Problems
A. Rewrite the paragraph beginning "In the 1980s, horizontal or" from the passage on natural gas production more briefly, keeping its main facts.
B. In the passage on natural gas production, switch "decades" to "many years" and give the text from "The success of" up to and including "become economically feasible.".
C. List the western states named in the passage on natural gas production.

── Text excerpt

Production in western states (California, Colorado, Montana, Nevada, Utah and Wyoming) has helped to make up for declining production from Texas, Louisiana, New Mexico and Oklahoma, while Alaskan production has remained steady (Exhibit 5-7).26
In the 1980s, horizontal or “slant-hole” drilling came into widespread use in the prolific Austin Chalk (Giddings) gas fields east of Austin (Exhibit 5-8). This technique allows producers to drill vertically and then horizontally, to access multiple permeable zones associated with vertical geologic faults. In 1993, the chairman of Oryx Energy Co., at the time a major producer in the Austin Chalk, noted that the costs of drilling horizontal wells were about 50 percent higher than that for vertical wells, but the daily production was three to five times higher.27 Gas production in the Austin Chalk formation was very high for several years, but has fallen slightly since.28
Today, horizontal drilling also is used in the Barnett Shale trend, extending south and west from Fort Worth over parts of 19 counties (Exhibit 5-9). The Barnett Shale is one of the most active natural gas production zones in the state and the nation. It contains more than 26 trillion cubic feet of natural gas locked up in a “tight” shale formation.29 (A tight formation is one in which hydrocarbons are trapped in rock of particularly low permeability and low porosity.) Producers use large volumes of fresh water injected down hole to fracture or “frac” the shale and release the gas.
The success of the Barnett Shale production zone has spurred efforts to produce gas in many other areas and geological formations that were previously considered unrecoverable or uneconomic. These “unconventional gas” sources include tight gas sands, shales and coalbeds. Producers have known about these unconventional resources for decades, but relatively low gas prices prevented their exploitation until recently. Unconventional gas production requires permeability enhancement of the reservoir rock, which is accomplished by “frac” techniques. Because of this requirement, each well may be more difficult and more expensive than regular drilling for conventional sources of gas. Only when natural gas prices are high does producing from unconventional sources become economically feasible.

────
── Data

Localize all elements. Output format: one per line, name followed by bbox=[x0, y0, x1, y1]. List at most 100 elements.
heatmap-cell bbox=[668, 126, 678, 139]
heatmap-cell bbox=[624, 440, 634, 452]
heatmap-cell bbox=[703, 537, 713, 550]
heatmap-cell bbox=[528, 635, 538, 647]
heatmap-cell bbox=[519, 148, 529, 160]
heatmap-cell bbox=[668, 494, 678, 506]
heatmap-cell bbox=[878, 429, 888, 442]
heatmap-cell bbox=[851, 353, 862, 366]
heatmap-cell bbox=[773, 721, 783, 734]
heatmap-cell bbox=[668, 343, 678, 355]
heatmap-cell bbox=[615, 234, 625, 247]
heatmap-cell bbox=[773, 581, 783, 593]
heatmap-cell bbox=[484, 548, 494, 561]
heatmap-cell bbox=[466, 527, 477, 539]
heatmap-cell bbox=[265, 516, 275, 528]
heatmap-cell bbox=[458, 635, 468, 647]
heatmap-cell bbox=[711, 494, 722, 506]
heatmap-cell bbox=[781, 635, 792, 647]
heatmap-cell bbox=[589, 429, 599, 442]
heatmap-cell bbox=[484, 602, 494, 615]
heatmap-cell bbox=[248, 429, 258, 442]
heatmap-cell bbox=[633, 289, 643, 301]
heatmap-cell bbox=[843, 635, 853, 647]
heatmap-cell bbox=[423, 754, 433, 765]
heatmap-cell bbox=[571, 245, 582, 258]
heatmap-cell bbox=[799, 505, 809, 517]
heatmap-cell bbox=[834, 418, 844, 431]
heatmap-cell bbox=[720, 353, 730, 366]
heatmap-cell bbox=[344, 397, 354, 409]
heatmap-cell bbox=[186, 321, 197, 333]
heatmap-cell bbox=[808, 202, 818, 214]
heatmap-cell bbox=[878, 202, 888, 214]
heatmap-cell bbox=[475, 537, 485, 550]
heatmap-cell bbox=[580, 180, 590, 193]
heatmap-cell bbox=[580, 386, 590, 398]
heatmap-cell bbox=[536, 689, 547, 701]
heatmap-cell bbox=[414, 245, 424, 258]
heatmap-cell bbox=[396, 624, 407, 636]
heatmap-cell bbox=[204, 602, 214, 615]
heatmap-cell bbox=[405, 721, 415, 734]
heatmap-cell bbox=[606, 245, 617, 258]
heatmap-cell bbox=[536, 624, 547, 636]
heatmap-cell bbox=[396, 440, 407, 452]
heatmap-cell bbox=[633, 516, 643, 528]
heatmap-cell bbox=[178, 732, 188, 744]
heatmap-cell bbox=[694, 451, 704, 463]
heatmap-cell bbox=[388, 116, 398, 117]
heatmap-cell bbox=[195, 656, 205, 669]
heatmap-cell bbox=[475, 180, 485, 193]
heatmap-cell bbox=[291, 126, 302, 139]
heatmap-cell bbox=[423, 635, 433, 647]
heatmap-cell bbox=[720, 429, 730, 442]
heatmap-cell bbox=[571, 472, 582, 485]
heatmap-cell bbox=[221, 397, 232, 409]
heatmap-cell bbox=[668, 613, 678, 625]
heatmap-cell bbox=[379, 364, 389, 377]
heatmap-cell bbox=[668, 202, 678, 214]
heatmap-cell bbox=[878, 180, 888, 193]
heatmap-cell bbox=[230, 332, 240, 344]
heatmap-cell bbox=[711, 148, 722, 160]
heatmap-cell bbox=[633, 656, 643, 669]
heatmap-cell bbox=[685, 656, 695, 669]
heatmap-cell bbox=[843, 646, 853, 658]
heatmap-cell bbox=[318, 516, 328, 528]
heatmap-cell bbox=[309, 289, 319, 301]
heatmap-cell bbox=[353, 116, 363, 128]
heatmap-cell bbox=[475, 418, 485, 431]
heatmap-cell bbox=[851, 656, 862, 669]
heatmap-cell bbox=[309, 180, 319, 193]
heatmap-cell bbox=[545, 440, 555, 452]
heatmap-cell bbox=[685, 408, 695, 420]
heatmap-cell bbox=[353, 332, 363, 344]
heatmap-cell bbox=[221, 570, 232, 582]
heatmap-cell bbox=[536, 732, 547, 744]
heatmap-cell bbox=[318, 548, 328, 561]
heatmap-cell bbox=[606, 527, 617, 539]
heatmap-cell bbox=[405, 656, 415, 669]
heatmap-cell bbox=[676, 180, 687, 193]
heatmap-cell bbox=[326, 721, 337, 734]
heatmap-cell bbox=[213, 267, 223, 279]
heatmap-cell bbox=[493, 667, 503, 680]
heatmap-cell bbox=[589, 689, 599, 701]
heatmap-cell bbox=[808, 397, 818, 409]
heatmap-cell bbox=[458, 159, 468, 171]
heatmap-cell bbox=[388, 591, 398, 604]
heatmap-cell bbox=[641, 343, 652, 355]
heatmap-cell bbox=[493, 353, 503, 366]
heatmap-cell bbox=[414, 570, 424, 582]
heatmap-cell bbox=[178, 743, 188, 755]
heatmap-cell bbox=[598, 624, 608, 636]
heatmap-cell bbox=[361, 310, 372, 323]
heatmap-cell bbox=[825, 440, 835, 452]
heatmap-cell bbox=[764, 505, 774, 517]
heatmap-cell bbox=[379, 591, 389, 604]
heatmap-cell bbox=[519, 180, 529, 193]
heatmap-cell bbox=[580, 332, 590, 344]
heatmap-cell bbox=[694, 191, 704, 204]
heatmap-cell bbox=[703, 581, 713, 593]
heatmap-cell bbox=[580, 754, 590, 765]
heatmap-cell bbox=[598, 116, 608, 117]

────

Results for each task
A. In the 1980s, horizontal or "slant-hole" drilling became widespread in the Austin Chalk (Giddings) gas fields east of Austin. Wells are drilled vertically and then horizontally to reach multiple permeable zones tied to vertical geologic faults. In 1993, the chairman of Oryx Energy Co. said horizontal wells cost about 50 percent more than vertical wells but produced three to five times as much per day. Austin Chalk gas production stayed very high for several years and has fallen slightly since.

B.
The success of the Barnett Shale production zone has spurred efforts to produce gas in many other areas and geological formations that were previously considered unrecoverable or uneconomic. These “unconventional gas” sources include tight gas sands, shales and coalbeds. Producers have known about these unconventional resources for many years, but relatively low gas prices prevented their exploitation until recently. Unconventional gas production requires permeability enhancement of the reservoir rock, which is accomplished by “frac” techniques. Because of this requirement, each well may be more difficult and more expensive than regular drilling for conventional sources of gas. Only when natural gas prices are high does producing from unconventional sources become economically feasible.

C. California, Colorado, Montana, Nevada, Utah, Wyoming